Reproduce the entries. Each one must match the original exactly.

▬▬▬

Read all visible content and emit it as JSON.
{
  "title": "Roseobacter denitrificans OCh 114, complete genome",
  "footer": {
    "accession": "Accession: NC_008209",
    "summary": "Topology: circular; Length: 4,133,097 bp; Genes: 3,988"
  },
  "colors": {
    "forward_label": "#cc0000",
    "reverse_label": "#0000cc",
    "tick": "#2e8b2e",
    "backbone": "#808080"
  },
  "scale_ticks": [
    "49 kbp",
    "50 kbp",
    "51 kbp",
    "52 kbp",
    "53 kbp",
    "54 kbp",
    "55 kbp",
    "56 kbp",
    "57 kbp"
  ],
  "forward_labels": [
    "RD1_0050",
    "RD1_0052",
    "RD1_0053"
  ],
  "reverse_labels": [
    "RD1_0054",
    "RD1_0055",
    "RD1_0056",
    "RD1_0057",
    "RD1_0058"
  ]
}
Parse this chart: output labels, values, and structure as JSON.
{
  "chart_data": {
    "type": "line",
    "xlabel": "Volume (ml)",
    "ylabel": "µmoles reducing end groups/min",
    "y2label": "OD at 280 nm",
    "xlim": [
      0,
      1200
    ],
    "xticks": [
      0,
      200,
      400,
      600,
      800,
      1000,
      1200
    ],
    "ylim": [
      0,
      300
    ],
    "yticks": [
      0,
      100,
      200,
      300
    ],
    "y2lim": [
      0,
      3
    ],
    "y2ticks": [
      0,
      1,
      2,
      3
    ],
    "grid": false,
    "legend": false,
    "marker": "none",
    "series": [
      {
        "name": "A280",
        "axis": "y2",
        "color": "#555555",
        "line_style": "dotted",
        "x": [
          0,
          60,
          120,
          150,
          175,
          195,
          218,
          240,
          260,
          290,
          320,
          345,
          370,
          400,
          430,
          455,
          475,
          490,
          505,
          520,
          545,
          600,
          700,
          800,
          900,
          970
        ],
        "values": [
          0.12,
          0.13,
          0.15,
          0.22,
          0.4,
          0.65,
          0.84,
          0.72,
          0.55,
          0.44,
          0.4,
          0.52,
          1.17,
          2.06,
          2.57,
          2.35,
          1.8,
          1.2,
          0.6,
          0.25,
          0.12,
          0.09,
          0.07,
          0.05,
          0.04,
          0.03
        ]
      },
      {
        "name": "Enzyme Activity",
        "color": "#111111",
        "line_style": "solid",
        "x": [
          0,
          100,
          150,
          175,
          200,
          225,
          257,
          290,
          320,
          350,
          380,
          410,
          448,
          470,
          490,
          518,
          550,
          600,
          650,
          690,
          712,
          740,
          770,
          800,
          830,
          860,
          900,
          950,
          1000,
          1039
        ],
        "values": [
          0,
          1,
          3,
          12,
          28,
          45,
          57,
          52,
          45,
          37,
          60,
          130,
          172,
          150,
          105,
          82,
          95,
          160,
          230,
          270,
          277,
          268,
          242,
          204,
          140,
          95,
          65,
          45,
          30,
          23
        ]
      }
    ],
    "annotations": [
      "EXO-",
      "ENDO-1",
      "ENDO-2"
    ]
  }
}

▬▬▬

▶ **EXPECTED ANSWER**
Read all visible content and emit it as JSON.
{
  "title": "Roseobacter denitrificans OCh 114, complete genome",
  "footer": {
    "accession": "Accession: NC_008209",
    "summary": "Topology: circular; Length: 4,133,097 bp; Genes: 3,988"
  },
  "colors": {
    "forward_label": "#cc0000",
    "reverse_label": "#0000cc",
    "tick": "#2e8b2e",
    "backbone": "#808080"
  },
  "scale_ticks": [
    "49 kbp",
    "50 kbp",
    "51 kbp",
    "52 kbp",
    "53 kbp",
    "54 kbp",
    "55 kbp",
    "56 kbp",
    "57 kbp"
  ],
  "forward_labels": [
    "RD1_0050",
    "RD1_0052",
    "RD1_0053"
  ],
  "reverse_labels": [
    "RD1_0054",
    "RD1_0055",
    "RD1_0056",
    "RD1_0057",
    "RD1_0058"
  ]
}
Parse this chart: output labels, values, and structure as JSON.
{
  "chart_data": {
    "type": "line",
    "xlabel": "Volume (ml)",
    "ylabel": "µmoles reducing end groups/min",
    "y2label": "OD at 280 nm",
    "xlim": [
      0,
      1200
    ],
    "xticks": [
      0,
      200,
      400,
      600,
      800,
      1000,
      1200
    ],
    "ylim": [
      0,
      300
    ],
    "yticks": [
      0,
      100,
      200,
      300
    ],
    "y2lim": [
      0,
      3
    ],
    "y2ticks": [
      0,
      1,
      2,
      3
    ],
    "grid": false,
    "legend": false,
    "marker": "none",
    "series": [
      {
        "name": "A280",
        "axis": "y2",
        "color": "#555555",
        "line_style": "dotted",
        "x": [
          0,
          60,
          120,
          150,
          175,
          195,
          218,
          240,
          260,
          290,
          320,
          345,
          370,
          400,
          430,
          455,
          475,
          490,
          505,
          520,
          545,
          600,
          700,
          800,
          900,
          970
        ],
        "values": [
          0.12,
          0.13,
          0.15,
          0.22,
          0.4,
          0.65,
          0.84,
          0.72,
          0.55,
          0.44,
          0.4,
          0.52,
          1.17,
          2.06,
          2.57,
          2.35,
          1.8,
          1.2,
          0.6,
          0.25,
          0.12,
          0.09,
          0.07,
          0.05,
          0.04,
          0.03
        ]
      },
      {
        "name": "Enzyme Activity",
        "color": "#111111",
        "line_style": "solid",
        "x": [
          0,
          100,
          150,
          175,
          200,
          225,
          257,
          290,
          320,
          350,
          380,
          410,
          448,
          470,
          490,
          518,
          550,
          600,
          650,
          690,
          712,
          740,
          770,
          800,
          830,
          860,
          900,
          950,
          1000,
          1039
        ],
        "values": [
          0,
          1,
          3,
          12,
          28,
          45,
          57,
          52,
          45,
          37,
          60,
          130,
          172,
          150,
          105,
          82,
          95,
          160,
          230,
          270,
          277,
          268,
          242,
          204,
          140,
          95,
          65,
          45,
          30,
          23
        ]
      }
    ],
    "annotations": [
      "EXO-",
      "ENDO-1",
      "ENDO-2"
    ]
  }
}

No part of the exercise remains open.